**Data entries:**

- - - - - - -

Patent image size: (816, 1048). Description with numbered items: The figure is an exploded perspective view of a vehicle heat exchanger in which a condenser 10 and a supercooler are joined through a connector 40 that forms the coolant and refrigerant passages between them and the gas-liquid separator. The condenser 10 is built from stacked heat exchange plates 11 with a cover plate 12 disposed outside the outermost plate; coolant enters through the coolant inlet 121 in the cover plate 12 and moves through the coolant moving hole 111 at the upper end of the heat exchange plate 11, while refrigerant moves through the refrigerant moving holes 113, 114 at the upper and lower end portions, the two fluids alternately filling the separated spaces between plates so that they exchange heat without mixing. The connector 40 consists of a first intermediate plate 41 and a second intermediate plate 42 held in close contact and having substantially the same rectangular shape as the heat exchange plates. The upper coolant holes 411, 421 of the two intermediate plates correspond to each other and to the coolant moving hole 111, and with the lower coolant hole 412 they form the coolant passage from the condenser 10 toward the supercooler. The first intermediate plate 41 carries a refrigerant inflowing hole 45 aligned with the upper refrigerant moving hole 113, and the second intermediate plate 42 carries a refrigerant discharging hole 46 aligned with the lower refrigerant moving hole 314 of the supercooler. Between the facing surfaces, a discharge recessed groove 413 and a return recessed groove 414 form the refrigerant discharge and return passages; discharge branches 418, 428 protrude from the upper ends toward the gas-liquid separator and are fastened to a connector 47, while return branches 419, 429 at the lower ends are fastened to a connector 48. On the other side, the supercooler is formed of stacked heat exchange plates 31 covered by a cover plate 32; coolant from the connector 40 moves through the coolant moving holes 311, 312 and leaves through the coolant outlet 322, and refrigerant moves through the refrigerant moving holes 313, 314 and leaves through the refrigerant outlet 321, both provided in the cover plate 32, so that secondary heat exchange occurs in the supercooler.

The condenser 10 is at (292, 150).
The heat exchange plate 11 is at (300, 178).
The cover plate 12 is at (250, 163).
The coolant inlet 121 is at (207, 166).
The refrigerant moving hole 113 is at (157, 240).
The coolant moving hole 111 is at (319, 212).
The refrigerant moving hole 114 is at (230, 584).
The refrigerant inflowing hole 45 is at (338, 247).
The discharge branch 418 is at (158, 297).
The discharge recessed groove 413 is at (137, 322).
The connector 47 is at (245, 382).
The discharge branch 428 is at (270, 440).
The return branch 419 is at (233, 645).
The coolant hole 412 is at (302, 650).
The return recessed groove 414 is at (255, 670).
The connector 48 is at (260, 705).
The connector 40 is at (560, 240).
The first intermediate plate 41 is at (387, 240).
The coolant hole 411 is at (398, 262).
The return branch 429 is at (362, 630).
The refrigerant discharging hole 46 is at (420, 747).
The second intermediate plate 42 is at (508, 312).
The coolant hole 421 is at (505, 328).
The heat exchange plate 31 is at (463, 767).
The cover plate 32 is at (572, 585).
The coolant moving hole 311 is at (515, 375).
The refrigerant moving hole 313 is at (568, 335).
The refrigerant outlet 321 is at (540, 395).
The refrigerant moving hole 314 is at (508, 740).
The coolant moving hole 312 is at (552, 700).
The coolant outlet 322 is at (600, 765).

- - - - - - -

**Requirement:** Starting with the first line of the items, reproduce each line through the one that contains "The condenser 10 is at (292, 150).".

**The output:**
Patent image size: (816, 1048). Description with numbered items: The figure is an exploded perspective view of a vehicle heat exchanger in which a condenser 10 and a supercooler are joined through a connector 40 that forms the coolant and refrigerant passages between them and the gas-liquid separator. The condenser 10 is built from stacked heat exchange plates 11 with a cover plate 12 disposed outside the outermost plate; coolant enters through the coolant inlet 121 in the cover plate 12 and moves through the coolant moving hole 111 at the upper end of the heat exchange plate 11, while refrigerant moves through the refrigerant moving holes 113, 114 at the upper and lower end portions, the two fluids alternately filling the separated spaces between plates so that they exchange heat without mixing. The connector 40 consists of a first intermediate plate 41 and a second intermediate plate 42 held in close contact and having substantially the same rectangular shape as the heat exchange plates. The upper coolant holes 411, 421 of the two intermediate plates correspond to each other and to the coolant moving hole 111, and with the lower coolant hole 412 they form the coolant passage from the condenser 10 toward the supercooler. The first intermediate plate 41 carries a refrigerant inflowing hole 45 aligned with the upper refrigerant moving hole 113, and the second intermediate plate 42 carries a refrigerant discharging hole 46 aligned with the lower refrigerant moving hole 314 of the supercooler. Between the facing surfaces, a discharge recessed groove 413 and a return recessed groove 414 form the refrigerant discharge and return passages; discharge branches 418, 428 protrude from the upper ends toward the gas-liquid separator and are fastened to a connector 47, while return branches 419, 429 at the lower ends are fastened to a connector 48. On the other side, the supercooler is formed of stacked heat exchange plates 31 covered by a cover plate 32; coolant from the connector 40 moves through the coolant moving holes 311, 312 and leaves through the coolant outlet 322, and refrigerant moves through the refrigerant moving holes 313, 314 and leaves through the refrigerant outlet 321, both provided in the cover plate 32, so that secondary heat exchange occurs in the supercooler.

The condenser 10 is at (292, 150).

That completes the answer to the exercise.